BEGIN SUPPLIED MATERIAL
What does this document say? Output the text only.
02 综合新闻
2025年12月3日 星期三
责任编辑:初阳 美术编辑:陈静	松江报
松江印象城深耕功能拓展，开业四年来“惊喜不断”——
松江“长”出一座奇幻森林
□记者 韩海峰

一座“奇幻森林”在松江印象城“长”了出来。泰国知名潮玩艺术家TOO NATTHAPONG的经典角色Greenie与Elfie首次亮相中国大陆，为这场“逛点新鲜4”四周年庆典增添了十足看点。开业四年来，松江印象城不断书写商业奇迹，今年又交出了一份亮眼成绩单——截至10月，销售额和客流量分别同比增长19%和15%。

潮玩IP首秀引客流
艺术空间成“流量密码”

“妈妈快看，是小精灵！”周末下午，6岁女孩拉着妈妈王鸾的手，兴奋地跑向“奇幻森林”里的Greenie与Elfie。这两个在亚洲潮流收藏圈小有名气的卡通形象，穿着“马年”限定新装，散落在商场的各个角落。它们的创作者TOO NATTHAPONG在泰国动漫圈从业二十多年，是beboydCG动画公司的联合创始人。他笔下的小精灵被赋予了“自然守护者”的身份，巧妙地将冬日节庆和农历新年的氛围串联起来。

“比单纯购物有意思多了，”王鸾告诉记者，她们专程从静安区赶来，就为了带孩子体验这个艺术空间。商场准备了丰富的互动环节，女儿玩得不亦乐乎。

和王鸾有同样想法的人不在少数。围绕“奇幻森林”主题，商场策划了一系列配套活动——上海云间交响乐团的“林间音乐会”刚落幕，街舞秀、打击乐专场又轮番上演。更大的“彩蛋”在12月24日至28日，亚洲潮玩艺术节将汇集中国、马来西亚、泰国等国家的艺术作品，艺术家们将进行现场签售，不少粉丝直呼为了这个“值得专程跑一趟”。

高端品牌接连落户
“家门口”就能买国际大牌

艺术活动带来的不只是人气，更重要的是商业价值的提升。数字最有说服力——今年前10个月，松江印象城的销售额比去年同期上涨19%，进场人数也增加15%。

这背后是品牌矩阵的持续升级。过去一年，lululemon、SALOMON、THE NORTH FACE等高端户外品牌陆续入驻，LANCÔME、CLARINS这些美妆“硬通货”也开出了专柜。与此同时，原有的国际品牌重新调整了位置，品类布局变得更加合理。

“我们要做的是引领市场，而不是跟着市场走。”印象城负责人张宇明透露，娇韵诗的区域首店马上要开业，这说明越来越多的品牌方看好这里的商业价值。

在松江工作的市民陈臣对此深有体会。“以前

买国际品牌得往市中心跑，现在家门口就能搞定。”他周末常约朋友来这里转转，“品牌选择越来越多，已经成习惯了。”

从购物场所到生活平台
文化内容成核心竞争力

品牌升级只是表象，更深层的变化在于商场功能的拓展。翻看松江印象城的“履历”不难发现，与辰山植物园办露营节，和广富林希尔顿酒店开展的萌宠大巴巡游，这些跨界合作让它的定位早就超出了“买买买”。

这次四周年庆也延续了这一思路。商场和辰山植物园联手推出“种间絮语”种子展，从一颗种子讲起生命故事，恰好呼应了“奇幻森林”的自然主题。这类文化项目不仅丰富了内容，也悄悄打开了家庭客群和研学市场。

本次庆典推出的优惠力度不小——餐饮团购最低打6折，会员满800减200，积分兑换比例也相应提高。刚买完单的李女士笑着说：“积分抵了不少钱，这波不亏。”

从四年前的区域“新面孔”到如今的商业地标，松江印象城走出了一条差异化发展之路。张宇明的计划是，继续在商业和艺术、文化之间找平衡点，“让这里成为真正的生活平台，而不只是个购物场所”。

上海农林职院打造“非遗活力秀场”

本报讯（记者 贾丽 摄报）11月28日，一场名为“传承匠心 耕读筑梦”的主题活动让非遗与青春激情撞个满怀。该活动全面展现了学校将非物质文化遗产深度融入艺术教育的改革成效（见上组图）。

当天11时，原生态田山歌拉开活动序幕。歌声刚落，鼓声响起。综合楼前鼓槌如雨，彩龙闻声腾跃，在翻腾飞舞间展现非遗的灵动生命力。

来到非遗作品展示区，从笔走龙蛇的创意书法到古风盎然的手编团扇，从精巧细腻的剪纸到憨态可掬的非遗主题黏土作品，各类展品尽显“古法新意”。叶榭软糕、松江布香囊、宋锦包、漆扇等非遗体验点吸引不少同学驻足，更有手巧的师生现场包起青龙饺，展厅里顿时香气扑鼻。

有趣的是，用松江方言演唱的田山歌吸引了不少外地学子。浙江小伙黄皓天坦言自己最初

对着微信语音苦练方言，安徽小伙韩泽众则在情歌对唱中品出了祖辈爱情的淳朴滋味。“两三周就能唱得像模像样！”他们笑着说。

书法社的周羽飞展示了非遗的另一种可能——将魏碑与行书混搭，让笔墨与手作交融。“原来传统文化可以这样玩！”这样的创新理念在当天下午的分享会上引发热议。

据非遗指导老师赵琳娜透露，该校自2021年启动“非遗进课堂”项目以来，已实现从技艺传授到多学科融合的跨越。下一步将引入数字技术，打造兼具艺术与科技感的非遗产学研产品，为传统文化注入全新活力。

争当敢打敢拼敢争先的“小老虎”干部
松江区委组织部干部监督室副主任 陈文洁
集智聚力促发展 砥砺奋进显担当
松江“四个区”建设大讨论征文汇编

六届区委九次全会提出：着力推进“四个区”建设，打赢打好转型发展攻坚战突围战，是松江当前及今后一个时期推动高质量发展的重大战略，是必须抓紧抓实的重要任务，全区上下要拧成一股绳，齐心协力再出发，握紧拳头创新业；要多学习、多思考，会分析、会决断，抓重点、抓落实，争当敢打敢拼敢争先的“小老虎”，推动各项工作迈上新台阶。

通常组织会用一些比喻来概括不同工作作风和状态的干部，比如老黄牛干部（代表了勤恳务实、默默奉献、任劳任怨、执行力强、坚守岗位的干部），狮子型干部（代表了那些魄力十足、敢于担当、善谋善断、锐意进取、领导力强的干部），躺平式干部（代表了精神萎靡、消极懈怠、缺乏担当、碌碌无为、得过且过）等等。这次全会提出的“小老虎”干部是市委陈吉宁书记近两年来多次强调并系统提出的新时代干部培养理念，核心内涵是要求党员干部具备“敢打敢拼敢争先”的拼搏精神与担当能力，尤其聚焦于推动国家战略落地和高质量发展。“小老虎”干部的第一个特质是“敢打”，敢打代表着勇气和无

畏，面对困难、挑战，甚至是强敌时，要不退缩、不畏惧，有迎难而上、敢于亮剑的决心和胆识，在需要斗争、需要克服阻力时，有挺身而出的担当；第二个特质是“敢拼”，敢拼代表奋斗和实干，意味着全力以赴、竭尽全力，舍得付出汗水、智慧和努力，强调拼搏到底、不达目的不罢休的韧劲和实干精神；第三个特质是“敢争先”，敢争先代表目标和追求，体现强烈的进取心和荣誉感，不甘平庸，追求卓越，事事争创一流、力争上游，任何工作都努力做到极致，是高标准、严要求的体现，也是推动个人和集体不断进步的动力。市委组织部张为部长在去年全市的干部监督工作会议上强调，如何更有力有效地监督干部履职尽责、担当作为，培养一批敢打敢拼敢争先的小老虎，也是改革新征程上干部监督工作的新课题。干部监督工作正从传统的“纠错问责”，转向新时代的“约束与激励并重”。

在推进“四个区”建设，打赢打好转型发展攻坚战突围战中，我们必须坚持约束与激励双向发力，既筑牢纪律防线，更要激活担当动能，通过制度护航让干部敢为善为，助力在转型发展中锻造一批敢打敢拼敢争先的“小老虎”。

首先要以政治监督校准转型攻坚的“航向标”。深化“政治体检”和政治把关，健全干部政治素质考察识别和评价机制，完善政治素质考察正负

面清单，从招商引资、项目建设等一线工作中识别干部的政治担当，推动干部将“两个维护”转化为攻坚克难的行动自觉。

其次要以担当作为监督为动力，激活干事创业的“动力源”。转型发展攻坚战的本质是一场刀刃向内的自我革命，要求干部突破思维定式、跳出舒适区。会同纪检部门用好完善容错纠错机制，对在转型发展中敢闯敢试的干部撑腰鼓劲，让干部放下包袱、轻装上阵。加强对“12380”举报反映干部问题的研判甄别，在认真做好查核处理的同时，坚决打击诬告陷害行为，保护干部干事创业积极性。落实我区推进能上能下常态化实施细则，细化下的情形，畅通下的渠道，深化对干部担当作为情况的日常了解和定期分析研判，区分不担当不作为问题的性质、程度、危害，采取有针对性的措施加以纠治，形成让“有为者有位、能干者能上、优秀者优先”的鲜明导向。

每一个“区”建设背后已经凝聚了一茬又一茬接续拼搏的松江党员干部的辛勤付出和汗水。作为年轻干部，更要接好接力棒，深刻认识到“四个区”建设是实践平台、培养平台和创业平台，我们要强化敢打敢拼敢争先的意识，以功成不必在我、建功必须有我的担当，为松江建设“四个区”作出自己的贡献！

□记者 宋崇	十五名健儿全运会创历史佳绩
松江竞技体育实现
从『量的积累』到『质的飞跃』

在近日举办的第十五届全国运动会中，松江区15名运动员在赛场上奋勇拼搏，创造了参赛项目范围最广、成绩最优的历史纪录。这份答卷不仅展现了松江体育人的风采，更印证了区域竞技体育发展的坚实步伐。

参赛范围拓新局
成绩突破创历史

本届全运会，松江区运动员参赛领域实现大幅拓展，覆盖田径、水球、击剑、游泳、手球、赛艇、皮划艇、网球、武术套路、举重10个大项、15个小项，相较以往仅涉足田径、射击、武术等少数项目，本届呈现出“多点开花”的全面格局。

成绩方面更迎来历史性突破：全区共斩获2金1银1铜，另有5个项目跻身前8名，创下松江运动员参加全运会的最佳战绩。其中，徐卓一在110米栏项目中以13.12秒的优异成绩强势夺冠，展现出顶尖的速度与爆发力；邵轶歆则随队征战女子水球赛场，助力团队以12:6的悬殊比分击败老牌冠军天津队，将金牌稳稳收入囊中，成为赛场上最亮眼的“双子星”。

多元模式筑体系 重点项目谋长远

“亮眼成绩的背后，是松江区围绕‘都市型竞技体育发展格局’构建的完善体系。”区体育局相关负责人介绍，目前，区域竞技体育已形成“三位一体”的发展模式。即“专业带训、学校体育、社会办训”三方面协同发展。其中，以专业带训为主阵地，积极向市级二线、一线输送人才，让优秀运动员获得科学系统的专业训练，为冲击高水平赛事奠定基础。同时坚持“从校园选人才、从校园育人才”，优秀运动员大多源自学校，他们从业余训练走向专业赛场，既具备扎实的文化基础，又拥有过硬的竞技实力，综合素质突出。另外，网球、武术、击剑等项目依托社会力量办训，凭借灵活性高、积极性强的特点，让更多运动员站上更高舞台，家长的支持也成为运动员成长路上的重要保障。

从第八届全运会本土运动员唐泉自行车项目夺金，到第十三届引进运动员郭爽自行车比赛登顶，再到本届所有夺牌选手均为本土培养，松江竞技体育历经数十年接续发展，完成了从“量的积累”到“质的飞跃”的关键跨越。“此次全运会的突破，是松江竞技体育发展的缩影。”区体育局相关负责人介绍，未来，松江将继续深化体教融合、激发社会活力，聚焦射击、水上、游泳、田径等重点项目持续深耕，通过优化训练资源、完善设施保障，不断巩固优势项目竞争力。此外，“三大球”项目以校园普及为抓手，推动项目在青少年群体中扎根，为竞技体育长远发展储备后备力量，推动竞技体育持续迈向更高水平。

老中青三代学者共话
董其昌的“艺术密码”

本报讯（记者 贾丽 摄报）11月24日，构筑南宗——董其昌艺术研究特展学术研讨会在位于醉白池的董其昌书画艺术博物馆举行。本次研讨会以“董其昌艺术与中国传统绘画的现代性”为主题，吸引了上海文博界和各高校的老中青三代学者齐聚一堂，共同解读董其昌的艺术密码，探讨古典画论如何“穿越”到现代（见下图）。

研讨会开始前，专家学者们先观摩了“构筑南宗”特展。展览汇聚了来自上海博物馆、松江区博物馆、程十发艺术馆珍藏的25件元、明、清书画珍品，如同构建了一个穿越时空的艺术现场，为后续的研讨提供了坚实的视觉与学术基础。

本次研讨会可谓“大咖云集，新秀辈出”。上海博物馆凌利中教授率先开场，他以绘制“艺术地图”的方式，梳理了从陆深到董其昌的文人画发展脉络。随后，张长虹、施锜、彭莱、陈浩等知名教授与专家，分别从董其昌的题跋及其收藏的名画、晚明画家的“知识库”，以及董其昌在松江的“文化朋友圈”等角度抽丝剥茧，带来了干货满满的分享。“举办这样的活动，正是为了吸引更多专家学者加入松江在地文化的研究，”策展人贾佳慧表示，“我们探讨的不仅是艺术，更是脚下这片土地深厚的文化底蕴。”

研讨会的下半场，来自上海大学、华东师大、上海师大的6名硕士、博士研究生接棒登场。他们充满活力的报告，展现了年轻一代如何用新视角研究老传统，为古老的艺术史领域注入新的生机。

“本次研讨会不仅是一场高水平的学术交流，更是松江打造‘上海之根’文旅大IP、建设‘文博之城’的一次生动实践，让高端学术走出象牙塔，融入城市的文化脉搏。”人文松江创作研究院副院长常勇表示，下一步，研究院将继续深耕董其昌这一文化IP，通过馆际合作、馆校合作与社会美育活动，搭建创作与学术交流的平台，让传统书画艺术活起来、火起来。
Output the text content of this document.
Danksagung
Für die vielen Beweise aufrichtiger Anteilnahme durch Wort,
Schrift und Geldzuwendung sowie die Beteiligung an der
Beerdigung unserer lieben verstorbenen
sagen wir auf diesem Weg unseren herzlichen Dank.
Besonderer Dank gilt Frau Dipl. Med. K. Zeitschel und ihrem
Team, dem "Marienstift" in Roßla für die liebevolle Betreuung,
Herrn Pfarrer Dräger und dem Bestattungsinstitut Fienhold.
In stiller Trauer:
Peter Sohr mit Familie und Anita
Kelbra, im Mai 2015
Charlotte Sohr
END SUPPLIED MATERIAL
CHALLENGE.
Looking at the material above, count the lines containing the string "Output" and reply with the count alone.

TASK ANSWER.
2